- **What the task requires**
Copy the records below exactly, leaving out every picture.

Stored entries:
━━━━━━━━━━━━━━━━━━━━
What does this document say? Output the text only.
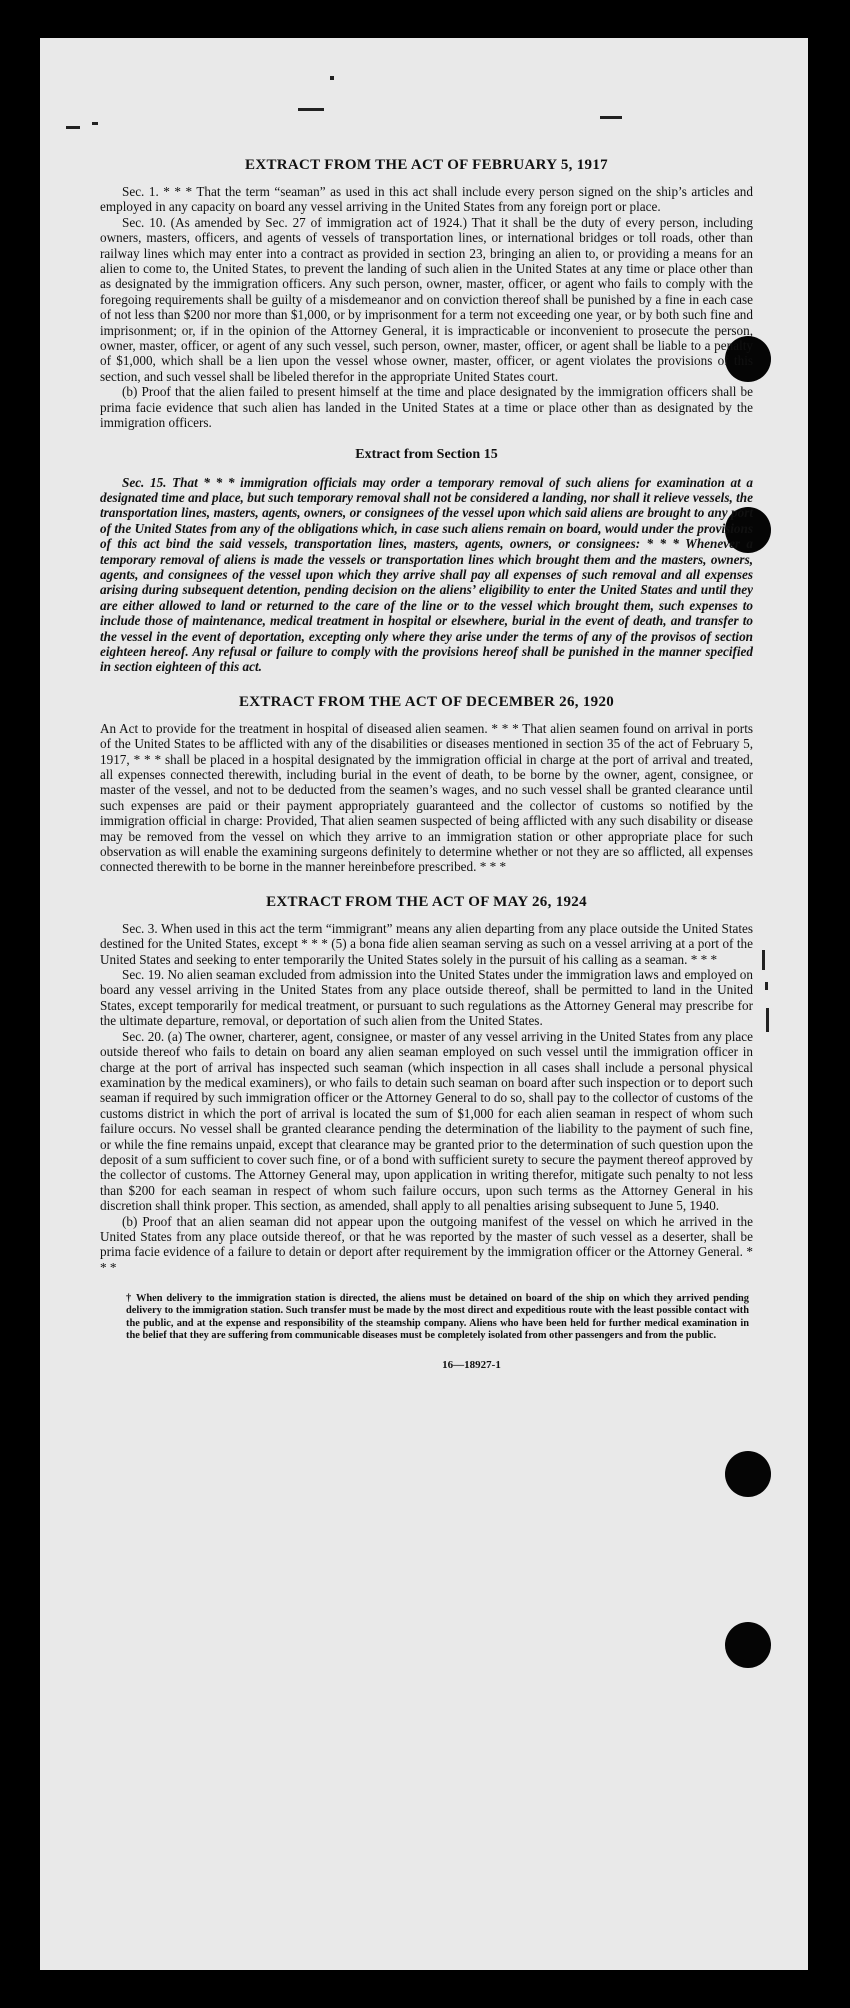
EXTRACT FROM THE ACT OF FEBRUARY 5, 1917

Sec. 1. * * * That the term “seaman” as used in this act shall include every person signed on the ship’s articles and employed in any capacity on board any vessel arriving in the United States from any foreign port or place.

Sec. 10. (As amended by Sec. 27 of immigration act of 1924.) That it shall be the duty of every person, including owners, masters, officers, and agents of vessels of transportation lines, or international bridges or toll roads, other than railway lines which may enter into a contract as provided in section 23, bringing an alien to, or providing a means for an alien to come to, the United States, to prevent the landing of such alien in the United States at any time or place other than as designated by the immigration officers. Any such person, owner, master, officer, or agent who fails to comply with the foregoing requirements shall be guilty of a misdemeanor and on conviction thereof shall be punished by a fine in each case of not less than $200 nor more than $1,000, or by imprisonment for a term not exceeding one year, or by both such fine and imprisonment; or, if in the opinion of the Attorney General, it is impracticable or inconvenient to prosecute the person, owner, master, officer, or agent of any such vessel, such person, owner, master, officer, or agent shall be liable to a penalty of $1,000, which shall be a lien upon the vessel whose owner, master, officer, or agent violates the provisions of this section, and such vessel shall be libeled therefor in the appropriate United States court.

(b) Proof that the alien failed to present himself at the time and place designated by the immigration officers shall be prima facie evidence that such alien has landed in the United States at a time or place other than as designated by the immigration officers.

Extract from Section 15

Sec. 15. That * * * immigration officials may order a temporary removal of such aliens for examination at a designated time and place, but such temporary removal shall not be considered a landing, nor shall it relieve vessels, the transportation lines, masters, agents, owners, or consignees of the vessel upon which said aliens are brought to any port of the United States from any of the obligations which, in case such aliens remain on board, would under the provisions of this act bind the said vessels, transportation lines, masters, agents, owners, or consignees: * * * Whenever a temporary removal of aliens is made the vessels or transportation lines which brought them and the masters, owners, agents, and consignees of the vessel upon which they arrive shall pay all expenses of such removal and all expenses arising during subsequent detention, pending decision on the aliens’ eligibility to enter the United States and until they are either allowed to land or returned to the care of the line or to the vessel which brought them, such expenses to include those of maintenance, medical treatment in hospital or elsewhere, burial in the event of death, and transfer to the vessel in the event of deportation, excepting only where they arise under the terms of any of the provisos of section eighteen hereof. Any refusal or failure to comply with the provisions hereof shall be punished in the manner specified in section eighteen of this act.

EXTRACT FROM THE ACT OF DECEMBER 26, 1920

An Act to provide for the treatment in hospital of diseased alien seamen. * * * That alien seamen found on arrival in ports of the United States to be afflicted with any of the disabilities or diseases mentioned in section 35 of the act of February 5, 1917, * * * shall be placed in a hospital designated by the immigration official in charge at the port of arrival and treated, all expenses connected therewith, including burial in the event of death, to be borne by the owner, agent, consignee, or master of the vessel, and not to be deducted from the seamen’s wages, and no such vessel shall be granted clearance until such expenses are paid or their payment appropriately guaranteed and the collector of customs so notified by the immigration official in charge: Provided, That alien seamen suspected of being afflicted with any such disability or disease may be removed from the vessel on which they arrive to an immigration station or other appropriate place for such observation as will enable the examining surgeons definitely to determine whether or not they are so afflicted, all expenses connected therewith to be borne in the manner hereinbefore prescribed. * * *

EXTRACT FROM THE ACT OF MAY 26, 1924

Sec. 3. When used in this act the term “immigrant” means any alien departing from any place outside the United States destined for the United States, except * * * (5) a bona fide alien seaman serving as such on a vessel arriving at a port of the United States and seeking to enter temporarily the United States solely in the pursuit of his calling as a seaman. * * *

Sec. 19. No alien seaman excluded from admission into the United States under the immigration laws and employed on board any vessel arriving in the United States from any place outside thereof, shall be permitted to land in the United States, except temporarily for medical treatment, or pursuant to such regulations as the Attorney General may prescribe for the ultimate departure, removal, or deportation of such alien from the United States.

Sec. 20. (a) The owner, charterer, agent, consignee, or master of any vessel arriving in the United States from any place outside thereof who fails to detain on board any alien seaman employed on such vessel until the immigration officer in charge at the port of arrival has inspected such seaman (which inspection in all cases shall include a personal physical examination by the medical examiners), or who fails to detain such seaman on board after such inspection or to deport such seaman if required by such immigration officer or the Attorney General to do so, shall pay to the collector of customs of the customs district in which the port of arrival is located the sum of $1,000 for each alien seaman in respect of whom such failure occurs. No vessel shall be granted clearance pending the determination of the liability to the payment of such fine, or while the fine remains unpaid, except that clearance may be granted prior to the determination of such question upon the deposit of a sum sufficient to cover such fine, or of a bond with sufficient surety to secure the payment thereof approved by the collector of customs. The Attorney General may, upon application in writing therefor, mitigate such penalty to not less than $200 for each seaman in respect of whom such failure occurs, upon such terms as the Attorney General in his discretion shall think proper. This section, as amended, shall apply to all penalties arising subsequent to June 5, 1940.

(b) Proof that an alien seaman did not appear upon the outgoing manifest of the vessel on which he arrived in the United States from any place outside thereof, or that he was reported by the master of such vessel as a deserter, shall be prima facie evidence of a failure to detain or deport after requirement by the immigration officer or the Attorney General. * * *

† When delivery to the immigration station is directed, the aliens must be detained on board of the ship on which they arrived pending delivery to the immigration station. Such transfer must be made by the most direct and expeditious route with the least possible contact with the public, and at the expense and responsibility of the steamship company. Aliens who have been held for further medical examination in the belief that they are suffering from communicable diseases must be completely isolated from other passengers and from the public.

16—18927-1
━━━━━━━━━━━━━━━━━━━━
- **Answer in full**
What does this document say? Output the text only.
EXTRACT FROM THE ACT OF FEBRUARY 5, 1917

Sec. 1. * * * That the term “seaman” as used in this act shall include every person signed on the ship’s articles and employed in any capacity on board any vessel arriving in the United States from any foreign port or place.

Sec. 10. (As amended by Sec. 27 of immigration act of 1924.) That it shall be the duty of every person, including owners, masters, officers, and agents of vessels of transportation lines, or international bridges or toll roads, other than railway lines which may enter into a contract as provided in section 23, bringing an alien to, or providing a means for an alien to come to, the United States, to prevent the landing of such alien in the United States at any time or place other than as designated by the immigration officers. Any such person, owner, master, officer, or agent who fails to comply with the foregoing requirements shall be guilty of a misdemeanor and on conviction thereof shall be punished by a fine in each case of not less than $200 nor more than $1,000, or by imprisonment for a term not exceeding one year, or by both such fine and imprisonment; or, if in the opinion of the Attorney General, it is impracticable or inconvenient to prosecute the person, owner, master, officer, or agent of any such vessel, such person, owner, master, officer, or agent shall be liable to a penalty of $1,000, which shall be a lien upon the vessel whose owner, master, officer, or agent violates the provisions of this section, and such vessel shall be libeled therefor in the appropriate United States court.

(b) Proof that the alien failed to present himself at the time and place designated by the immigration officers shall be prima facie evidence that such alien has landed in the United States at a time or place other than as designated by the immigration officers.

Extract from Section 15

Sec. 15. That * * * immigration officials may order a temporary removal of such aliens for examination at a designated time and place, but such temporary removal shall not be considered a landing, nor shall it relieve vessels, the transportation lines, masters, agents, owners, or consignees of the vessel upon which said aliens are brought to any port of the United States from any of the obligations which, in case such aliens remain on board, would under the provisions of this act bind the said vessels, transportation lines, masters, agents, owners, or consignees: * * * Whenever a temporary removal of aliens is made the vessels or transportation lines which brought them and the masters, owners, agents, and consignees of the vessel upon which they arrive shall pay all expenses of such removal and all expenses arising during subsequent detention, pending decision on the aliens’ eligibility to enter the United States and until they are either allowed to land or returned to the care of the line or to the vessel which brought them, such expenses to include those of maintenance, medical treatment in hospital or elsewhere, burial in the event of death, and transfer to the vessel in the event of deportation, excepting only where they arise under the terms of any of the provisos of section eighteen hereof. Any refusal or failure to comply with the provisions hereof shall be punished in the manner specified in section eighteen of this act.

EXTRACT FROM THE ACT OF DECEMBER 26, 1920

An Act to provide for the treatment in hospital of diseased alien seamen. * * * That alien seamen found on arrival in ports of the United States to be afflicted with any of the disabilities or diseases mentioned in section 35 of the act of February 5, 1917, * * * shall be placed in a hospital designated by the immigration official in charge at the port of arrival and treated, all expenses connected therewith, including burial in the event of death, to be borne by the owner, agent, consignee, or master of the vessel, and not to be deducted from the seamen’s wages, and no such vessel shall be granted clearance until such expenses are paid or their payment appropriately guaranteed and the collector of customs so notified by the immigration official in charge: Provided, That alien seamen suspected of being afflicted with any such disability or disease may be removed from the vessel on which they arrive to an immigration station or other appropriate place for such observation as will enable the examining surgeons definitely to determine whether or not they are so afflicted, all expenses connected therewith to be borne in the manner hereinbefore prescribed. * * *

EXTRACT FROM THE ACT OF MAY 26, 1924

Sec. 3. When used in this act the term “immigrant” means any alien departing from any place outside the United States destined for the United States, except * * * (5) a bona fide alien seaman serving as such on a vessel arriving at a port of the United States and seeking to enter temporarily the United States solely in the pursuit of his calling as a seaman. * * *

Sec. 19. No alien seaman excluded from admission into the United States under the immigration laws and employed on board any vessel arriving in the United States from any place outside thereof, shall be permitted to land in the United States, except temporarily for medical treatment, or pursuant to such regulations as the Attorney General may prescribe for the ultimate departure, removal, or deportation of such alien from the United States.

Sec. 20. (a) The owner, charterer, agent, consignee, or master of any vessel arriving in the United States from any place outside thereof who fails to detain on board any alien seaman employed on such vessel until the immigration officer in charge at the port of arrival has inspected such seaman (which inspection in all cases shall include a personal physical examination by the medical examiners), or who fails to detain such seaman on board after such inspection or to deport such seaman if required by such immigration officer or the Attorney General to do so, shall pay to the collector of customs of the customs district in which the port of arrival is located the sum of $1,000 for each alien seaman in respect of whom such failure occurs. No vessel shall be granted clearance pending the determination of the liability to the payment of such fine, or while the fine remains unpaid, except that clearance may be granted prior to the determination of such question upon the deposit of a sum sufficient to cover such fine, or of a bond with sufficient surety to secure the payment thereof approved by the collector of customs. The Attorney General may, upon application in writing therefor, mitigate such penalty to not less than $200 for each seaman in respect of whom such failure occurs, upon such terms as the Attorney General in his discretion shall think proper. This section, as amended, shall apply to all penalties arising subsequent to June 5, 1940.

(b) Proof that an alien seaman did not appear upon the outgoing manifest of the vessel on which he arrived in the United States from any place outside thereof, or that he was reported by the master of such vessel as a deserter, shall be prima facie evidence of a failure to detain or deport after requirement by the immigration officer or the Attorney General. * * *

† When delivery to the immigration station is directed, the aliens must be detained on board of the ship on which they arrived pending delivery to the immigration station. Such transfer must be made by the most direct and expeditious route with the least possible contact with the public, and at the expense and responsibility of the steamship company. Aliens who have been held for further medical examination in the belief that they are suffering from communicable diseases must be completely isolated from other passengers and from the public.

16—18927-1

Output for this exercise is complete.